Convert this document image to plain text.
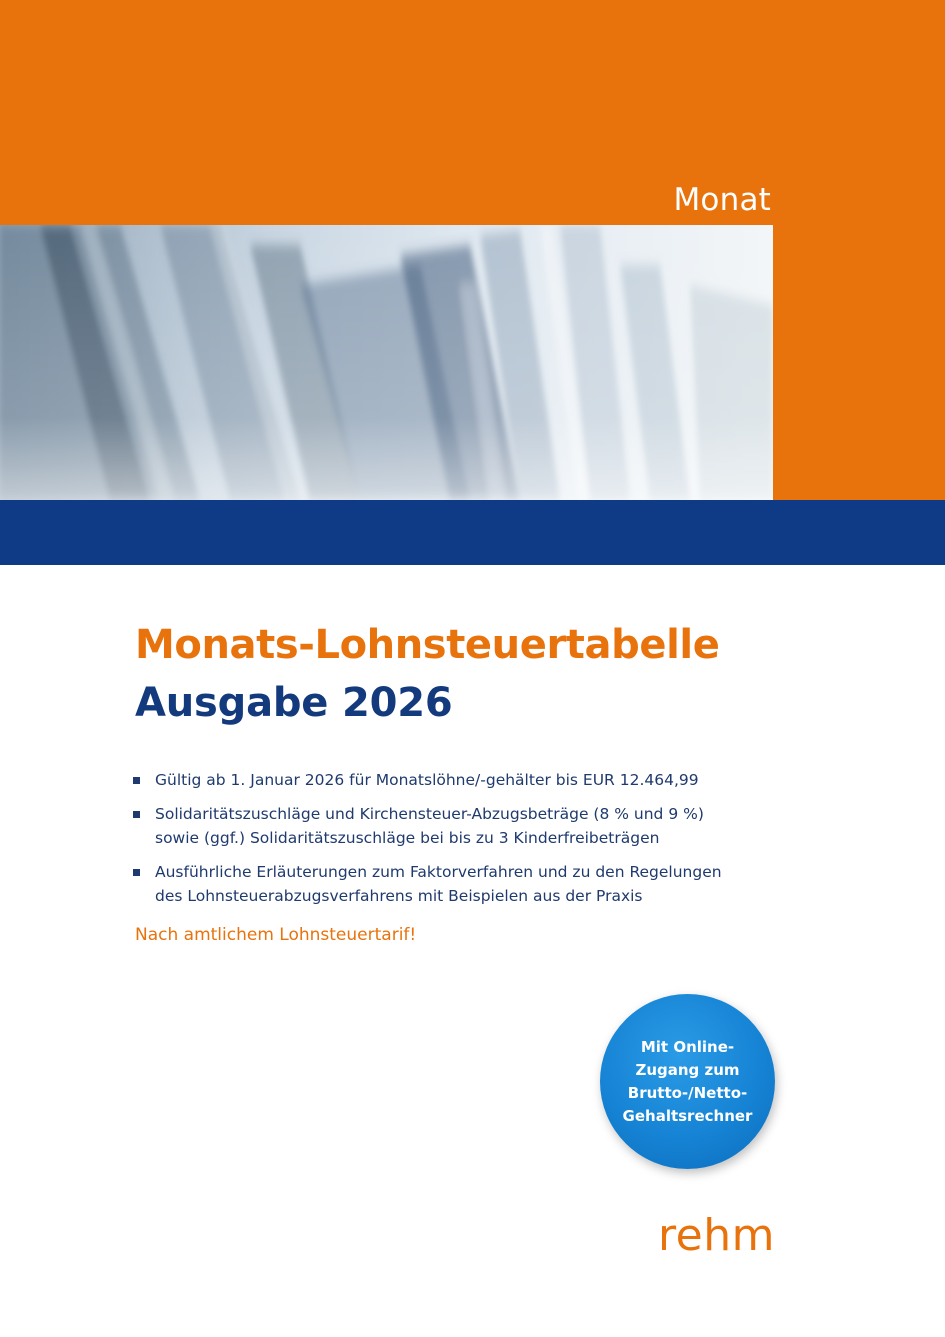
Monat
Monats-Lohnsteuertabelle
Ausgabe 2026
Gültig ab 1. Januar 2026 für Monatslöhne/-gehälter bis EUR 12.464,99
Solidaritätszuschläge und Kirchensteuer-Abzugsbeträge (8 % und 9 %)
sowie (ggf.) Solidaritätszuschläge bei bis zu 3 Kinderfreibeträgen
Ausführliche Erläuterungen zum Faktorverfahren und zu den Regelungen
des Lohnsteuerabzugsverfahrens mit Beispielen aus der Praxis
Nach amtlichem Lohnsteuertarif!
Mit Online-
Zugang zum
Brutto-/Netto-
Gehaltsrechner
rehm
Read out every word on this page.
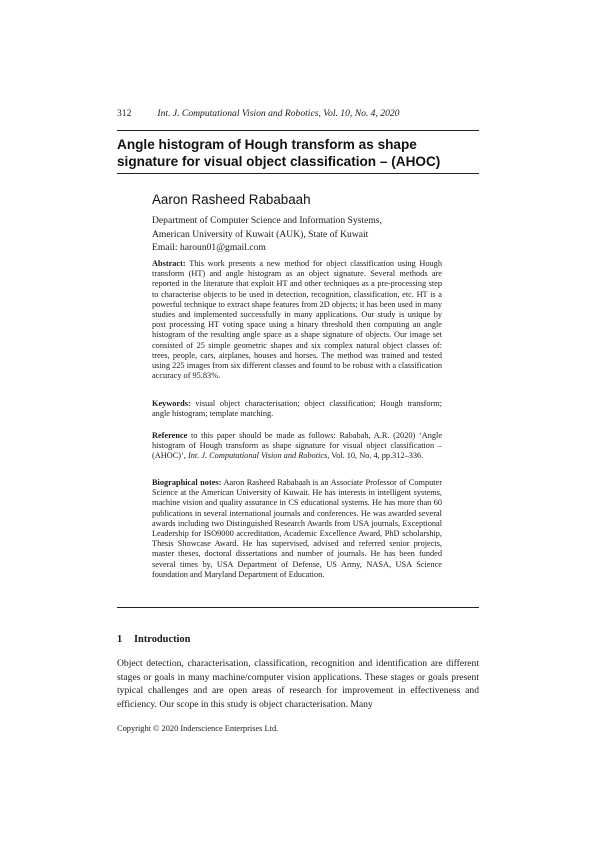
312	Int. J. Computational Vision and Robotics, Vol. 10, No. 4, 2020
Angle histogram of Hough transform as shape signature for visual object classification – (AHOC)
Aaron Rasheed Rababaah
Department of Computer Science and Information Systems,
American University of Kuwait (AUK), State of Kuwait
Email: haroun01@gmail.com
Abstract: This work presents a new method for object classification using Hough transform (HT) and angle histogram as an object signature. Several methods are reported in the literature that exploit HT and other techniques as a pre-processing step to characterise objects to be used in detection, recognition, classification, etc. HT is a powerful technique to extract shape features from 2D objects; it has been used in many studies and implemented successfully in many applications. Our study is unique by post processing HT voting space using a binary threshold then computing an angle histogram of the resulting angle space as a shape signature of objects. Our image set consisted of 25 simple geometric shapes and six complex natural object classes of: trees, people, cars, airplanes, houses and horses. The method was trained and tested using 225 images from six different classes and found to be robust with a classification accuracy of 95.83%.
Keywords: visual object characterisation; object classification; Hough transform; angle histogram; template matching.
Reference to this paper should be made as follows: Rababah, A.R. (2020) ‘Angle histogram of Hough transform as shape signature for visual object classification – (AHOC)’, Int. J. Computational Vision and Robotics, Vol. 10, No. 4, pp.312–336.
Biographical notes: Aaron Rasheed Rababaah is an Associate Professor of Computer Science at the American University of Kuwait. He has interests in intelligent systems, machine vision and quality assurance in CS educational systems. He has more than 60 publications in several international journals and conferences. He was awarded several awards including two Distinguished Research Awards from USA journals, Exceptional Leadership for ISO9000 accreditation, Academic Excellence Award, PhD scholarship, Thesis Showcase Award. He has supervised, advised and referred senior projects, master theses, doctoral dissertations and number of journals. He has been funded several times by, USA Department of Defense, US Army, NASA, USA Science foundation and Maryland Department of Education.
1 Introduction
Object detection, characterisation, classification, recognition and identification are different stages or goals in many machine/computer vision applications. These stages or goals present typical challenges and are open areas of research for improvement in effectiveness and efficiency. Our scope in this study is object characterisation. Many
Copyright © 2020 Inderscience Enterprises Ltd.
+++
Copy every record above exactly as written, but leave out the pictures.

Convert this document image to plain text.
Monat
Monats-Lohnsteuertabelle
Ausgabe 2026
Gültig ab 1. Januar 2026 für Monatslöhne/-gehälter bis EUR 12.464,99
Solidaritätszuschläge und Kirchensteuer-Abzugsbeträge (8 % und 9 %)
sowie (ggf.) Solidaritätszuschläge bei bis zu 3 Kinderfreibeträgen
Ausführliche Erläuterungen zum Faktorverfahren und zu den Regelungen
des Lohnsteuerabzugsverfahrens mit Beispielen aus der Praxis
Nach amtlichem Lohnsteuertarif!
Mit Online-
Zugang zum
Brutto-/Netto-
Gehaltsrechner
rehm
Read out every word on this page.
312	Int. J. Computational Vision and Robotics, Vol. 10, No. 4, 2020
Angle histogram of Hough transform as shape signature for visual object classification – (AHOC)
Aaron Rasheed Rababaah
Department of Computer Science and Information Systems,
American University of Kuwait (AUK), State of Kuwait
Email: haroun01@gmail.com
Abstract: This work presents a new method for object classification using Hough transform (HT) and angle histogram as an object signature. Several methods are reported in the literature that exploit HT and other techniques as a pre-processing step to characterise objects to be used in detection, recognition, classification, etc. HT is a powerful technique to extract shape features from 2D objects; it has been used in many studies and implemented successfully in many applications. Our study is unique by post processing HT voting space using a binary threshold then computing an angle histogram of the resulting angle space as a shape signature of objects. Our image set consisted of 25 simple geometric shapes and six complex natural object classes of: trees, people, cars, airplanes, houses and horses. The method was trained and tested using 225 images from six different classes and found to be robust with a classification accuracy of 95.83%.
Keywords: visual object characterisation; object classification; Hough transform; angle histogram; template matching.
Reference to this paper should be made as follows: Rababah, A.R. (2020) ‘Angle histogram of Hough transform as shape signature for visual object classification – (AHOC)’, Int. J. Computational Vision and Robotics, Vol. 10, No. 4, pp.312–336.
Biographical notes: Aaron Rasheed Rababaah is an Associate Professor of Computer Science at the American University of Kuwait. He has interests in intelligent systems, machine vision and quality assurance in CS educational systems. He has more than 60 publications in several international journals and conferences. He was awarded several awards including two Distinguished Research Awards from USA journals, Exceptional Leadership for ISO9000 accreditation, Academic Excellence Award, PhD scholarship, Thesis Showcase Award. He has supervised, advised and referred senior projects, master theses, doctoral dissertations and number of journals. He has been funded several times by, USA Department of Defense, US Army, NASA, USA Science foundation and Maryland Department of Education.
1 Introduction
Object detection, characterisation, classification, recognition and identification are different stages or goals in many machine/computer vision applications. These stages or goals present typical challenges and are open areas of research for improvement in effectiveness and efficiency. Our scope in this study is object characterisation. Many
Copyright © 2020 Inderscience Enterprises Ltd.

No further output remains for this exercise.